Using the entries below, quote exactly the span of lines that begins with the line containing "Transcribe this image's" and ends with the final line.

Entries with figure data
»»

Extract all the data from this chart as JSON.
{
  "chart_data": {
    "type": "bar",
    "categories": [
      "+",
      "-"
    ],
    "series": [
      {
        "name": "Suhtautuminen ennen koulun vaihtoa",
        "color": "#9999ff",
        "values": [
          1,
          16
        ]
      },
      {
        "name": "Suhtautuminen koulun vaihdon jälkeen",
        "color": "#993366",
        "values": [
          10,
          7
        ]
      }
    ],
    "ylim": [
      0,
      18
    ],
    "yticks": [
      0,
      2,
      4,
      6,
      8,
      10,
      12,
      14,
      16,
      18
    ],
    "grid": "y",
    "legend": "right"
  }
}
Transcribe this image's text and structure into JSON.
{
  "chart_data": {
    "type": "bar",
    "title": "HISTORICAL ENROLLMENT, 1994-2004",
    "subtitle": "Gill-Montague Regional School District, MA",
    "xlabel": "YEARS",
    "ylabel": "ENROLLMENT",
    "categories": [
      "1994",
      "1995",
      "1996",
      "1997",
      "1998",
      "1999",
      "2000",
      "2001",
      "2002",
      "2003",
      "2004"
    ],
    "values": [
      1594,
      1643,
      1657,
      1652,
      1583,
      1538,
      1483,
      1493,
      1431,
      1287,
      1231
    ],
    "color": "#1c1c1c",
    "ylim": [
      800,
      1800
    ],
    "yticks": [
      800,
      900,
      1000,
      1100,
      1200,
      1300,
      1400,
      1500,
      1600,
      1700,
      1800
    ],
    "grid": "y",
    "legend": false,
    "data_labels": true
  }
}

««

> **Expected output**
Transcribe this image's text and structure into JSON.
{
  "chart_data": {
    "type": "bar",
    "title": "HISTORICAL ENROLLMENT, 1994-2004",
    "subtitle": "Gill-Montague Regional School District, MA",
    "xlabel": "YEARS",
    "ylabel": "ENROLLMENT",
    "categories": [
      "1994",
      "1995",
      "1996",
      "1997",
      "1998",
      "1999",
      "2000",
      "2001",
      "2002",
      "2003",
      "2004"
    ],
    "values": [
      1594,
      1643,
      1657,
      1652,
      1583,
      1538,
      1483,
      1493,
      1431,
      1287,
      1231
    ],
    "color": "#1c1c1c",
    "ylim": [
      800,
      1800
    ],
    "yticks": [
      800,
      900,
      1000,
      1100,
      1200,
      1300,
      1400,
      1500,
      1600,
      1700,
      1800
    ],
    "grid": "y",
    "legend": false,
    "data_labels": true
  }
}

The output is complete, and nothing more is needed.